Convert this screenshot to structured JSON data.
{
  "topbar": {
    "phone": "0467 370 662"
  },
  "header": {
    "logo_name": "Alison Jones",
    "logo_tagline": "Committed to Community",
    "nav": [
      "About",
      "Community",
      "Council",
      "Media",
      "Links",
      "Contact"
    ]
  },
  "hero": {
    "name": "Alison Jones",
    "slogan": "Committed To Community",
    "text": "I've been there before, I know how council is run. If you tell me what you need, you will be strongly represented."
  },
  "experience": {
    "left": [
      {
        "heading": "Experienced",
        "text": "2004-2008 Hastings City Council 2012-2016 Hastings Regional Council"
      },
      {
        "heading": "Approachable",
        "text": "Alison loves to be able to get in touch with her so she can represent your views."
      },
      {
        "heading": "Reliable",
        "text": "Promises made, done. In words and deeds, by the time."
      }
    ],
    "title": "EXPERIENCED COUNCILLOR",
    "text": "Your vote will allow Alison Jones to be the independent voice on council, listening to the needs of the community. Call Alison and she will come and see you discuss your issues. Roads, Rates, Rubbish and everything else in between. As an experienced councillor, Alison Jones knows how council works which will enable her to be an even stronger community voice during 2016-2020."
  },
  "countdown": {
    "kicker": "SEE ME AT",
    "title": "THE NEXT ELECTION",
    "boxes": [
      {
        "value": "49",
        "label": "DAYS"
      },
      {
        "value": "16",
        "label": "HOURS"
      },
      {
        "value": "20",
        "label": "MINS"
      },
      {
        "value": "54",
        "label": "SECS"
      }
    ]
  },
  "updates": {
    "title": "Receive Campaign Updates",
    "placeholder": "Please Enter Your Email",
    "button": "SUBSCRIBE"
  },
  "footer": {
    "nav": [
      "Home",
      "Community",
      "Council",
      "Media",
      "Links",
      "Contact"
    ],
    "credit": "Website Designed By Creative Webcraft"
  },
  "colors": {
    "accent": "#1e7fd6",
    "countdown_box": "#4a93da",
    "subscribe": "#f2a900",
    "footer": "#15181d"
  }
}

[Task to carry out]: What is needed here is an exact reproduction of all the entries.

[Output for this task]:
Convert this screenshot to structured JSON data.
{
  "topbar": {
    "phone": "0467 370 662"
  },
  "header": {
    "logo_name": "Alison Jones",
    "logo_tagline": "Committed to Community",
    "nav": [
      "About",
      "Community",
      "Council",
      "Media",
      "Links",
      "Contact"
    ]
  },
  "hero": {
    "name": "Alison Jones",
    "slogan": "Committed To Community",
    "text": "I've been there before, I know how council is run. If you tell me what you need, you will be strongly represented."
  },
  "experience": {
    "left": [
      {
        "heading": "Experienced",
        "text": "2004-2008 Hastings City Council 2012-2016 Hastings Regional Council"
      },
      {
        "heading": "Approachable",
        "text": "Alison loves to be able to get in touch with her so she can represent your views."
      },
      {
        "heading": "Reliable",
        "text": "Promises made, done. In words and deeds, by the time."
      }
    ],
    "title": "EXPERIENCED COUNCILLOR",
    "text": "Your vote will allow Alison Jones to be the independent voice on council, listening to the needs of the community. Call Alison and she will come and see you discuss your issues. Roads, Rates, Rubbish and everything else in between. As an experienced councillor, Alison Jones knows how council works which will enable her to be an even stronger community voice during 2016-2020."
  },
  "countdown": {
    "kicker": "SEE ME AT",
    "title": "THE NEXT ELECTION",
    "boxes": [
      {
        "value": "49",
        "label": "DAYS"
      },
      {
        "value": "16",
        "label": "HOURS"
      },
      {
        "value": "20",
        "label": "MINS"
      },
      {
        "value": "54",
        "label": "SECS"
      }
    ]
  },
  "updates": {
    "title": "Receive Campaign Updates",
    "placeholder": "Please Enter Your Email",
    "button": "SUBSCRIBE"
  },
  "footer": {
    "nav": [
      "Home",
      "Community",
      "Council",
      "Media",
      "Links",
      "Contact"
    ],
    "credit": "Website Designed By Creative Webcraft"
  },
  "colors": {
    "accent": "#1e7fd6",
    "countdown_box": "#4a93da",
    "subscribe": "#f2a900",
    "footer": "#15181d"
  }
}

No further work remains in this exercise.